Given exercise:
Identify the lines that contain the string "Negeri", then copy each of them.
[Material shown start]
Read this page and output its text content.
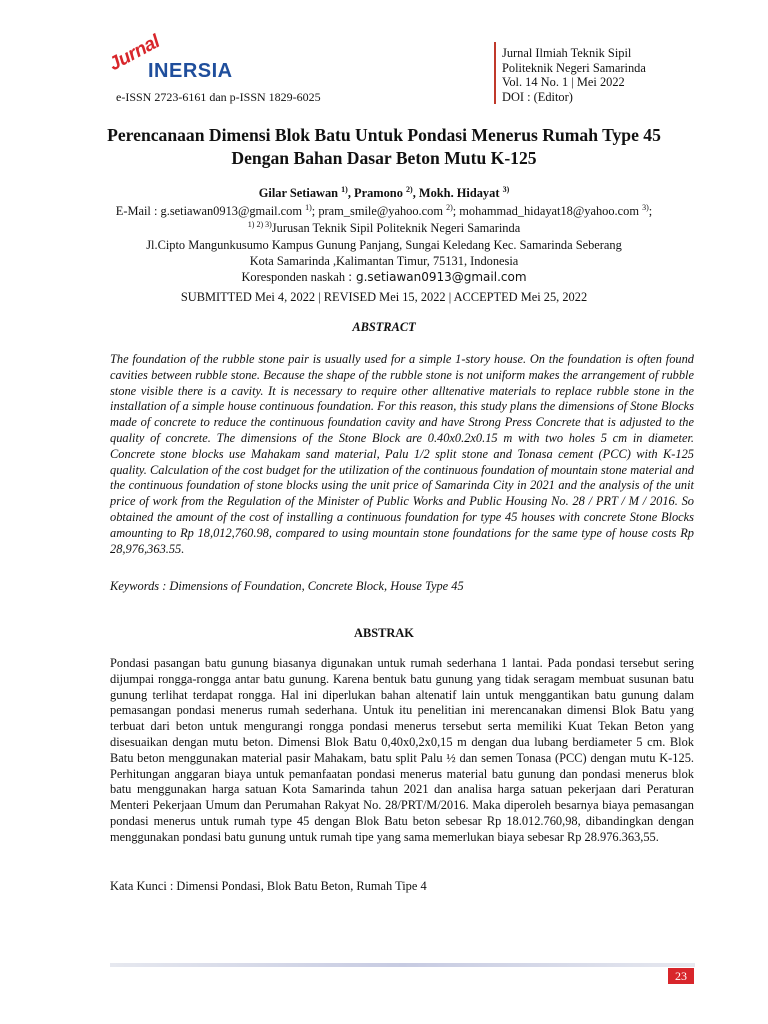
Jurnal
INERSIA
e-ISSN 2723-6161 dan p-ISSN 1829-6025
Jurnal Ilmiah Teknik Sipil
Politeknik Negeri Samarinda
Vol. 14 No. 1 | Mei 2022
DOI : (Editor)
Perencanaan Dimensi Blok Batu Untuk Pondasi Menerus Rumah Type 45
Dengan Bahan Dasar Beton Mutu K-125
Gilar Setiawan $^{1)}$, Pramono $^{2)}$, Mokh. Hidayat $^{3)}$
E-Mail : g.setiawan0913@gmail.com $^{1)}$; pram_smile@yahoo.com $^{2)}$; mohammad_hidayat18@yahoo.com $^{3)}$;
$^{1) 2) 3)}$Jurusan Teknik Sipil Politeknik Negeri Samarinda
Jl.Cipto Mangunkusumo Kampus Gunung Panjang, Sungai Keledang Kec. Samarinda Seberang
Kota Samarinda ,Kalimantan Timur, 75131, Indonesia
Koresponden naskah : g.setiawan0913@gmail.com
SUBMITTED Mei 4, 2022 | REVISED Mei 15, 2022 | ACCEPTED Mei 25, 2022
ABSTRACT
The foundation of the rubble stone pair is usually used for a simple 1-story house. On the foundation is often found cavities between rubble stone. Because the shape of the rubble stone is not uniform makes the arrangement of rubble stone visible there is a cavity. It is necessary to require other alltenative materials to replace rubble stone in the installation of a simple house continuous foundation. For this reason, this study plans the dimensions of Stone Blocks made of concrete to reduce the continuous foundation cavity and have Strong Press Concrete that is adjusted to the quality of concrete. The dimensions of the Stone Block are 0.40x0.2x0.15 m with two holes 5 cm in diameter. Concrete stone blocks use Mahakam sand material, Palu 1/2 split stone and Tonasa cement (PCC) with K-125 quality. Calculation of the cost budget for the utilization of the continuous foundation of mountain stone material and the continuous foundation of stone blocks using the unit price of Samarinda City in 2021 and the analysis of the unit price of work from the Regulation of the Minister of Public Works and Public Housing No. 28 / PRT / M / 2016. So obtained the amount of the cost of installing a continuous foundation for type 45 houses with concrete Stone Blocks amounting to Rp 18,012,760.98, compared to using mountain stone foundations for the same type of house costs Rp 28,976,363.55.
Keywords : Dimensions of Foundation, Concrete Block, House Type 45
ABSTRAK
Pondasi pasangan batu gunung biasanya digunakan untuk rumah sederhana 1 lantai. Pada pondasi tersebut sering dijumpai rongga-rongga antar batu gunung. Karena bentuk batu gunung yang tidak seragam membuat susunan batu gunung terlihat terdapat rongga. Hal ini diperlukan bahan altenatif lain untuk menggantikan batu gunung dalam pemasangan pondasi menerus rumah sederhana. Untuk itu penelitian ini merencanakan dimensi Blok Batu yang terbuat dari beton untuk mengurangi rongga pondasi menerus tersebut serta memiliki Kuat Tekan Beton yang disesuaikan dengan mutu beton. Dimensi Blok Batu 0,40x0,2x0,15 m dengan dua lubang berdiameter 5 cm. Blok Batu beton menggunakan material pasir Mahakam, batu split Palu ½ dan semen Tonasa (PCC) dengan mutu K-125. Perhitungan anggaran biaya untuk pemanfaatan pondasi menerus material batu gunung dan pondasi menerus blok batu menggunakan harga satuan Kota Samarinda tahun 2021 dan analisa harga satuan pekerjaan dari Peraturan Menteri Pekerjaan Umum dan Perumahan Rakyat No. 28/PRT/M/2016. Maka diperoleh besarnya biaya pemasangan pondasi menerus untuk rumah type 45 dengan Blok Batu beton sebesar Rp 18.012.760,98, dibandingkan dengan menggunakan pondasi batu gunung untuk rumah tipe yang sama memerlukan biaya sebesar Rp 28.976.363,55.
Kata Kunci : Dimensi Pondasi, Blok Batu Beton, Rumah Tipe 4
23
[Material shown end]
Reply:
Politeknik Negeri Samarinda
$^{1) 2) 3)}$Jurusan Teknik Sipil Politeknik Negeri Samarinda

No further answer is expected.